■ Directions for this task ■
From the entries below, copy out every line with "recommend" in it.

■ Supplied data ■
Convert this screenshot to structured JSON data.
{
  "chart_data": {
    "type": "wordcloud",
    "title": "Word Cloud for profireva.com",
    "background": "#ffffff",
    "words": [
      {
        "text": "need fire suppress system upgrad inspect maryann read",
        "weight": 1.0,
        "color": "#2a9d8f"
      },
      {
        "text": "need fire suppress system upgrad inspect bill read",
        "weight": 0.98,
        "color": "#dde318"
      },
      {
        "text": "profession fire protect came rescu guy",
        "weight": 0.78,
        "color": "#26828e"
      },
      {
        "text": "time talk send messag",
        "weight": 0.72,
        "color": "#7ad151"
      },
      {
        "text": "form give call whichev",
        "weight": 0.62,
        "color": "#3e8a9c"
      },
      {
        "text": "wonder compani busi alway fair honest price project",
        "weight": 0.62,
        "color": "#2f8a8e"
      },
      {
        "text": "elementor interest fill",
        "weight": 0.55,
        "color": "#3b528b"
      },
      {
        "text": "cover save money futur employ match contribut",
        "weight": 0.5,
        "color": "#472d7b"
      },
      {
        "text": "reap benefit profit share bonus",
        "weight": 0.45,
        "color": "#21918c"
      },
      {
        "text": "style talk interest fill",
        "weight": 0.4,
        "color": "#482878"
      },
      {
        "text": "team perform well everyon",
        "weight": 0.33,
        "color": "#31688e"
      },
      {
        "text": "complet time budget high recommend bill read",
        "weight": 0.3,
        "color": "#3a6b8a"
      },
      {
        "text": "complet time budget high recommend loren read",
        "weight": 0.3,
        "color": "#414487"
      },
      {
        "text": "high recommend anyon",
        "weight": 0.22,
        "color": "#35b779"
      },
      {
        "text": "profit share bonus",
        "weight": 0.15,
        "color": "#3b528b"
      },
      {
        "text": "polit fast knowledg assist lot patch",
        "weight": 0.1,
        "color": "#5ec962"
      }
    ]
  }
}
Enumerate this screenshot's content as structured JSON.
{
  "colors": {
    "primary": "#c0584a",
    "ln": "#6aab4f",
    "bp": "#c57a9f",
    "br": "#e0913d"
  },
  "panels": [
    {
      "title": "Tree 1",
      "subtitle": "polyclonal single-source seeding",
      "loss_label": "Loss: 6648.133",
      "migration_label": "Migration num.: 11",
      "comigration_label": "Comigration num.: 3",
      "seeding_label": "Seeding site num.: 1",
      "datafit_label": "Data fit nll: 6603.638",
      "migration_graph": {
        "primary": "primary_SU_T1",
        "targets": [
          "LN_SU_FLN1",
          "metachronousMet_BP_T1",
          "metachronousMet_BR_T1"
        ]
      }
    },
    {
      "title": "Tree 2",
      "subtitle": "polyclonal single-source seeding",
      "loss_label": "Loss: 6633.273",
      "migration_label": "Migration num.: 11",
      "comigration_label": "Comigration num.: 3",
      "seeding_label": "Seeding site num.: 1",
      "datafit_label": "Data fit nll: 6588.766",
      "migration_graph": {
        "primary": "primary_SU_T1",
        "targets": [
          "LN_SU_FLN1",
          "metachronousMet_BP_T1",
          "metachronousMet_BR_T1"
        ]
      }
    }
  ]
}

■ Solution ■
        "text": "complet time budget high recommend bill read",
        "text": "complet time budget high recommend loren read",
        "text": "high recommend anyon",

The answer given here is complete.